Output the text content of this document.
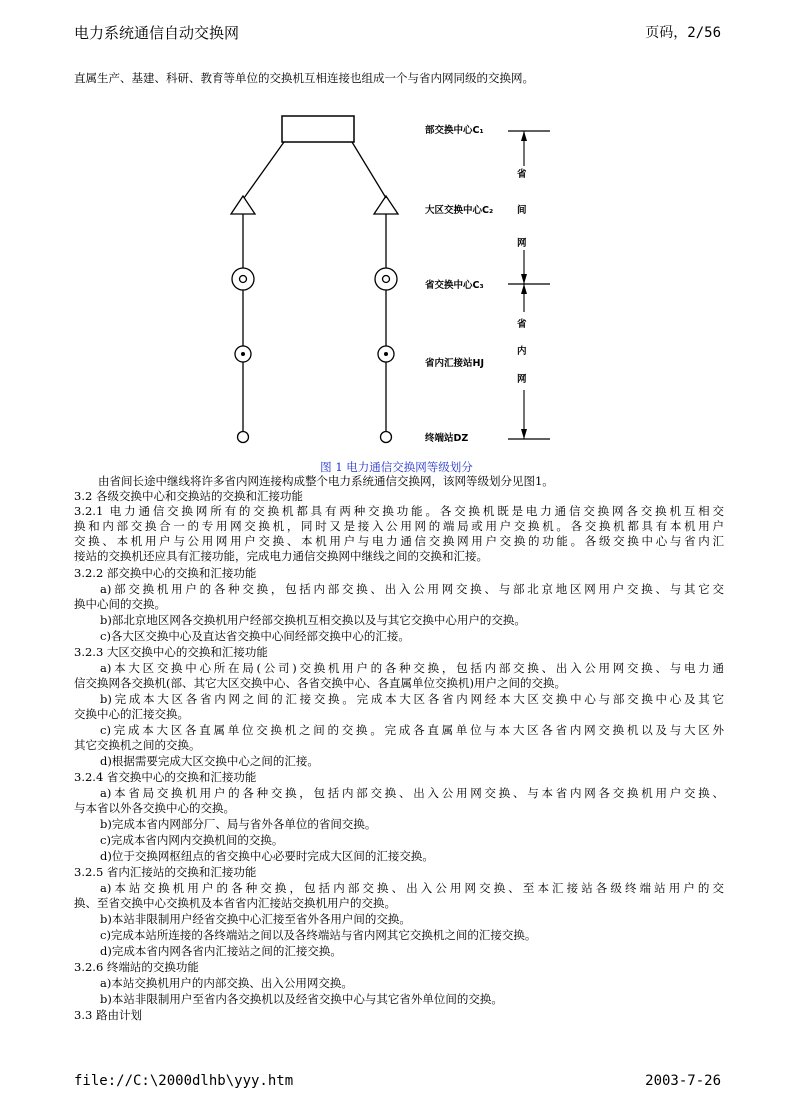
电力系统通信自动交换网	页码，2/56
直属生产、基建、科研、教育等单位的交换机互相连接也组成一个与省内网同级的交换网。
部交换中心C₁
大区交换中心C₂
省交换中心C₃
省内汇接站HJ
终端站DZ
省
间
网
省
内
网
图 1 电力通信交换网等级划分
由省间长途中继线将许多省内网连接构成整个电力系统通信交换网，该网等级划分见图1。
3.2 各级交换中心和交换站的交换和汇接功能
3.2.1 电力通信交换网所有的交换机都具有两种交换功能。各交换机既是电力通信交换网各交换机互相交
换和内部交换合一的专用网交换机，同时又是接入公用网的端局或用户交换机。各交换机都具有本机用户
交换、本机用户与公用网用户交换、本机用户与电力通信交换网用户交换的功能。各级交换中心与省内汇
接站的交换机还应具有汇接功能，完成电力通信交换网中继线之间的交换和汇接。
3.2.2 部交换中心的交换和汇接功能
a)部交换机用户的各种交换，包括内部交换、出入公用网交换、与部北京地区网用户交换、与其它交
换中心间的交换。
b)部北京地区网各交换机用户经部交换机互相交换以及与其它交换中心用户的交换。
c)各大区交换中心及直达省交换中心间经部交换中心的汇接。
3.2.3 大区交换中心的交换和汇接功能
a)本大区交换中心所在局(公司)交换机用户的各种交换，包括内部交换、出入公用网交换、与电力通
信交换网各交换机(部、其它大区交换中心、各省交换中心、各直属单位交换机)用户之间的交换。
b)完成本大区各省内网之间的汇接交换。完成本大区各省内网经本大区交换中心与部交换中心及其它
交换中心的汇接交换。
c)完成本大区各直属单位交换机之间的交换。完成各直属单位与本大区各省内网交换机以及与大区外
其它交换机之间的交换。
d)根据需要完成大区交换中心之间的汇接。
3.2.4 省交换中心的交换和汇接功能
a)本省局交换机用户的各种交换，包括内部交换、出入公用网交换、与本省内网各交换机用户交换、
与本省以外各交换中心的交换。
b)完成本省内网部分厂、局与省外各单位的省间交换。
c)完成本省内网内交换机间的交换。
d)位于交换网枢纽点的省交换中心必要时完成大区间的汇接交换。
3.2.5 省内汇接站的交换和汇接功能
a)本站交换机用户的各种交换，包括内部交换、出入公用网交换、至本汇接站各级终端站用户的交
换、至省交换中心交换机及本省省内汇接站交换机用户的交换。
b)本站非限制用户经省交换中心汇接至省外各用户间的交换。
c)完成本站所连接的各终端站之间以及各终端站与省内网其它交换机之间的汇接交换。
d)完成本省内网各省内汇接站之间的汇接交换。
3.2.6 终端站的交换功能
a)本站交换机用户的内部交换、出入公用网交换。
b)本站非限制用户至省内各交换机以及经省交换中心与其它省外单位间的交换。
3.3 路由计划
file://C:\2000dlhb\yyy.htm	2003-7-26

◆ ◆ ◆

Every line above should be repeated exactly; pictures stay out of the copy.

» Full solution
Output the text content of this document.
电力系统通信自动交换网	页码，2/56
直属生产、基建、科研、教育等单位的交换机互相连接也组成一个与省内网同级的交换网。
部交换中心C₁
大区交换中心C₂
省交换中心C₃
省内汇接站HJ
终端站DZ
省
间
网
省
内
网
图 1 电力通信交换网等级划分
由省间长途中继线将许多省内网连接构成整个电力系统通信交换网，该网等级划分见图1。
3.2 各级交换中心和交换站的交换和汇接功能
3.2.1 电力通信交换网所有的交换机都具有两种交换功能。各交换机既是电力通信交换网各交换机互相交
换和内部交换合一的专用网交换机，同时又是接入公用网的端局或用户交换机。各交换机都具有本机用户
交换、本机用户与公用网用户交换、本机用户与电力通信交换网用户交换的功能。各级交换中心与省内汇
接站的交换机还应具有汇接功能，完成电力通信交换网中继线之间的交换和汇接。
3.2.2 部交换中心的交换和汇接功能
a)部交换机用户的各种交换，包括内部交换、出入公用网交换、与部北京地区网用户交换、与其它交
换中心间的交换。
b)部北京地区网各交换机用户经部交换机互相交换以及与其它交换中心用户的交换。
c)各大区交换中心及直达省交换中心间经部交换中心的汇接。
3.2.3 大区交换中心的交换和汇接功能
a)本大区交换中心所在局(公司)交换机用户的各种交换，包括内部交换、出入公用网交换、与电力通
信交换网各交换机(部、其它大区交换中心、各省交换中心、各直属单位交换机)用户之间的交换。
b)完成本大区各省内网之间的汇接交换。完成本大区各省内网经本大区交换中心与部交换中心及其它
交换中心的汇接交换。
c)完成本大区各直属单位交换机之间的交换。完成各直属单位与本大区各省内网交换机以及与大区外
其它交换机之间的交换。
d)根据需要完成大区交换中心之间的汇接。
3.2.4 省交换中心的交换和汇接功能
a)本省局交换机用户的各种交换，包括内部交换、出入公用网交换、与本省内网各交换机用户交换、
与本省以外各交换中心的交换。
b)完成本省内网部分厂、局与省外各单位的省间交换。
c)完成本省内网内交换机间的交换。
d)位于交换网枢纽点的省交换中心必要时完成大区间的汇接交换。
3.2.5 省内汇接站的交换和汇接功能
a)本站交换机用户的各种交换，包括内部交换、出入公用网交换、至本汇接站各级终端站用户的交
换、至省交换中心交换机及本省省内汇接站交换机用户的交换。
b)本站非限制用户经省交换中心汇接至省外各用户间的交换。
c)完成本站所连接的各终端站之间以及各终端站与省内网其它交换机之间的汇接交换。
d)完成本省内网各省内汇接站之间的汇接交换。
3.2.6 终端站的交换功能
a)本站交换机用户的内部交换、出入公用网交换。
b)本站非限制用户至省内各交换机以及经省交换中心与其它省外单位间的交换。
3.3 路由计划
file://C:\2000dlhb\yyy.htm	2003-7-26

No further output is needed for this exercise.